_TASK STATEMENT_.
Each record must be reproduced exactly as it is shown.

_LISTED RECORDS_.

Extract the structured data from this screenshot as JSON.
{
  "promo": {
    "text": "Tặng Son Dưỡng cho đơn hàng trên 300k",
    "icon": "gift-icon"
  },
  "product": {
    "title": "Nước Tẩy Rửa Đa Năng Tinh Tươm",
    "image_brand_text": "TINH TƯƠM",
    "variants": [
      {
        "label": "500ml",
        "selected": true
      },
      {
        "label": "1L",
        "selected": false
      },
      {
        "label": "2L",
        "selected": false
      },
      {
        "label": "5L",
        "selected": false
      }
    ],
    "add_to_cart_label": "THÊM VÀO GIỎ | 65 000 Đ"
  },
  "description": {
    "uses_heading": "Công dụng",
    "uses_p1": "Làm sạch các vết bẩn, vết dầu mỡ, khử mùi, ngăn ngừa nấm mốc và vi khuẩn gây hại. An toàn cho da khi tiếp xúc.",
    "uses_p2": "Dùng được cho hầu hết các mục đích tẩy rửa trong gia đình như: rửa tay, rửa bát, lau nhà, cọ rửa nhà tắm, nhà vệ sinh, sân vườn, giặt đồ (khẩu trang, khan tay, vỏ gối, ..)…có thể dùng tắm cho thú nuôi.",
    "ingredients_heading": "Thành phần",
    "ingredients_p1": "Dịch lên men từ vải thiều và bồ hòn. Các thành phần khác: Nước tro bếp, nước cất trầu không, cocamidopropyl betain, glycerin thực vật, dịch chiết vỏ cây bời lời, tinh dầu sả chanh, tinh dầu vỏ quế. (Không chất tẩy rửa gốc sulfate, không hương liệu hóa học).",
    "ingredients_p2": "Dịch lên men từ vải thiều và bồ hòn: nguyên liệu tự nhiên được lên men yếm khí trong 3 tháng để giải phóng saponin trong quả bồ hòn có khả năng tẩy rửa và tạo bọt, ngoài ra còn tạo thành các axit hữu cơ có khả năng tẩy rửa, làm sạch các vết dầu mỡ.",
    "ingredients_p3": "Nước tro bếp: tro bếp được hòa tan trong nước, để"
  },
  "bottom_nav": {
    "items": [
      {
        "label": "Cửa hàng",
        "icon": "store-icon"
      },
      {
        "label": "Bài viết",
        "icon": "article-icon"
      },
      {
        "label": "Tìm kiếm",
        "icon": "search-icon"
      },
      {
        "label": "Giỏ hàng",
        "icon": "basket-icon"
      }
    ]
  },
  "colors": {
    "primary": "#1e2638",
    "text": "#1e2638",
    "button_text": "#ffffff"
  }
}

_EXERCISE ANSWER_.
Extract the structured data from this screenshot as JSON.
{
  "promo": {
    "text": "Tặng Son Dưỡng cho đơn hàng trên 300k",
    "icon": "gift-icon"
  },
  "product": {
    "title": "Nước Tẩy Rửa Đa Năng Tinh Tươm",
    "image_brand_text": "TINH TƯƠM",
    "variants": [
      {
        "label": "500ml",
        "selected": true
      },
      {
        "label": "1L",
        "selected": false
      },
      {
        "label": "2L",
        "selected": false
      },
      {
        "label": "5L",
        "selected": false
      }
    ],
    "add_to_cart_label": "THÊM VÀO GIỎ | 65 000 Đ"
  },
  "description": {
    "uses_heading": "Công dụng",
    "uses_p1": "Làm sạch các vết bẩn, vết dầu mỡ, khử mùi, ngăn ngừa nấm mốc và vi khuẩn gây hại. An toàn cho da khi tiếp xúc.",
    "uses_p2": "Dùng được cho hầu hết các mục đích tẩy rửa trong gia đình như: rửa tay, rửa bát, lau nhà, cọ rửa nhà tắm, nhà vệ sinh, sân vườn, giặt đồ (khẩu trang, khan tay, vỏ gối, ..)…có thể dùng tắm cho thú nuôi.",
    "ingredients_heading": "Thành phần",
    "ingredients_p1": "Dịch lên men từ vải thiều và bồ hòn. Các thành phần khác: Nước tro bếp, nước cất trầu không, cocamidopropyl betain, glycerin thực vật, dịch chiết vỏ cây bời lời, tinh dầu sả chanh, tinh dầu vỏ quế. (Không chất tẩy rửa gốc sulfate, không hương liệu hóa học).",
    "ingredients_p2": "Dịch lên men từ vải thiều và bồ hòn: nguyên liệu tự nhiên được lên men yếm khí trong 3 tháng để giải phóng saponin trong quả bồ hòn có khả năng tẩy rửa và tạo bọt, ngoài ra còn tạo thành các axit hữu cơ có khả năng tẩy rửa, làm sạch các vết dầu mỡ.",
    "ingredients_p3": "Nước tro bếp: tro bếp được hòa tan trong nước, để"
  },
  "bottom_nav": {
    "items": [
      {
        "label": "Cửa hàng",
        "icon": "store-icon"
      },
      {
        "label": "Bài viết",
        "icon": "article-icon"
      },
      {
        "label": "Tìm kiếm",
        "icon": "search-icon"
      },
      {
        "label": "Giỏ hàng",
        "icon": "basket-icon"
      }
    ]
  },
  "colors": {
    "primary": "#1e2638",
    "text": "#1e2638",
    "button_text": "#ffffff"
  }
}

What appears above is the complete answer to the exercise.